• [Source passage]
— Start —

I don’t remember much of the second time, either. A brief mental snippet from Saturday morning as bikes stream past – two seconds, maybe three. Enough to know that it was real and that I did not just imagine it or Nicky Hayden’s flat-track demo laps or Jay Leno chilling trackside in denim or a crowd full of people politely clapping Dani Pedrosa on the grid and cheering Ben Spies on the podium. I remember Toni Elias. I remember Nico Terol.

The third time I saw Marc Marquez race in person was different. He was riding a MotoGP bike for one. He was on pole gunning to remain undefeated through the first ten races of 2014 for another. He was in his moment as the best motorcycle road racer on the planet.

Spoiler alert: This is another sermon on greatness. Greatness is a quality reliant on perception, I know, and everyone’s got a different view from where they sit. For last Sunday’s seventh annual Red Bull Indianapolis Grand Prix, mine happened to be trackside. This is what I think about on vacation.

– – – – –

Matt Strine in Iowa

What I’ve found in a lifetime of motorsports fandom is that those who don’t like it or understand the appeal return to this point that watching it just seems so boring. It’s driving or riding, they say; I do that in my own car or on my own bike everyday. It’s a fundamentally pedestrian task and not much happens in between the crashes. I can turn left for four hours. I have balance and I could ride a motorcycle. Why would I want to watch something so mundane?

— End —

• [Given exercise A] Reproduce everything in the records from the first line down to the line containing "658, 733, 696]", with both of those lines included, character for character.
The records have no connection to the Marquez passage.

• [Excerpted data]

— Start —

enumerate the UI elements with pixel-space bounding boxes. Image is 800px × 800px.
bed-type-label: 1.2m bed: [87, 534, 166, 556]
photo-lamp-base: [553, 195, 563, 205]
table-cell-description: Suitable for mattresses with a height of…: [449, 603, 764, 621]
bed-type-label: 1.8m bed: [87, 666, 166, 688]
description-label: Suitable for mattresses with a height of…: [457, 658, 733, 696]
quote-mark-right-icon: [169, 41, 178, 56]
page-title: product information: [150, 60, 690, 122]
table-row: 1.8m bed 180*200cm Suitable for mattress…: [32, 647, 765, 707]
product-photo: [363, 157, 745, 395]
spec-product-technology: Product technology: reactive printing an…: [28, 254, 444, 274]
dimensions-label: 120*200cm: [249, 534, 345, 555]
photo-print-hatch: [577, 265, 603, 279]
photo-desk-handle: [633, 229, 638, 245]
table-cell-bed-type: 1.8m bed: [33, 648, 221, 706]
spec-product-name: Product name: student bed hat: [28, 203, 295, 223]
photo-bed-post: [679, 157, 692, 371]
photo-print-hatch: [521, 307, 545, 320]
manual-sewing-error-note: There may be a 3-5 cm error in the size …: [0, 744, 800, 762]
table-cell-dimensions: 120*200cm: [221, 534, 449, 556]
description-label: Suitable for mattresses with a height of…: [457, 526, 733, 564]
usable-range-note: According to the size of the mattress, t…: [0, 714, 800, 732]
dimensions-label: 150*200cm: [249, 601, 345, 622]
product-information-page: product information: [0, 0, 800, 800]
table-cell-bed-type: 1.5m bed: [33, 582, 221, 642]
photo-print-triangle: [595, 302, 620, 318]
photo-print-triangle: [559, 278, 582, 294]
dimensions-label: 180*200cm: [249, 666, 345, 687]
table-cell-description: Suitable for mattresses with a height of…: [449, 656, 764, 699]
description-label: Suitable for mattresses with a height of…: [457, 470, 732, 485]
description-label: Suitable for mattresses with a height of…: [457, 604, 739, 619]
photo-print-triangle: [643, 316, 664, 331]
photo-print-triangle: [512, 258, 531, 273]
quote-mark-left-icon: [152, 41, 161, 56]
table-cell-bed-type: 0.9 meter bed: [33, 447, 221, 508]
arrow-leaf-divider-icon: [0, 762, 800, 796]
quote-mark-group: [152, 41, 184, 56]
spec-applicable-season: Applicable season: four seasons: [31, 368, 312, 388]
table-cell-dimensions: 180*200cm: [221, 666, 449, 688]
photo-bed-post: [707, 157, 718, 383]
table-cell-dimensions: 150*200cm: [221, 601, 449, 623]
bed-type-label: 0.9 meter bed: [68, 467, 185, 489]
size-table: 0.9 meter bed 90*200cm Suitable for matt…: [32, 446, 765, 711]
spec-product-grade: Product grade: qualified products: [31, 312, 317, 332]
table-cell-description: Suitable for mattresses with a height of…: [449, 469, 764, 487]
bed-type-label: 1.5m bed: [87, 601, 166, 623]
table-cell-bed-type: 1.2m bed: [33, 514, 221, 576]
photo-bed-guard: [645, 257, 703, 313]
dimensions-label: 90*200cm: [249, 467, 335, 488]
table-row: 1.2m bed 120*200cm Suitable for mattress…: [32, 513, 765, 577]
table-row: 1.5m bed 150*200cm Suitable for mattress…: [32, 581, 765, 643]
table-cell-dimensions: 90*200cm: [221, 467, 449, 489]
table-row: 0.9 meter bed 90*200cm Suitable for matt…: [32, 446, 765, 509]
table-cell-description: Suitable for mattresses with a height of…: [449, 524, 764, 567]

— End —

• [Given exercise B]
Answer from the Marquez passage:
(i) Which two riders does the writer say they remember from the second time?
(ii) What was Marquez gunning for while on pole the third time?
(iii) Which event does the writer say they watched from trackside last Sunday?

• [Task solution A]
enumerate the UI elements with pixel-space bounding boxes. Image is 800px × 800px.
bed-type-label: 1.2m bed: [87, 534, 166, 556]
photo-lamp-base: [553, 195, 563, 205]
table-cell-description: Suitable for mattresses with a height of…: [449, 603, 764, 621]
bed-type-label: 1.8m bed: [87, 666, 166, 688]
description-label: Suitable for mattresses with a height of…: [457, 658, 733, 696]

• [Task solution B]
(i) Toni Elias and Nico Terol.
(ii) To remain undefeated through the first ten races of 2014.
(iii) The seventh annual Red Bull Indianapolis Grand Prix.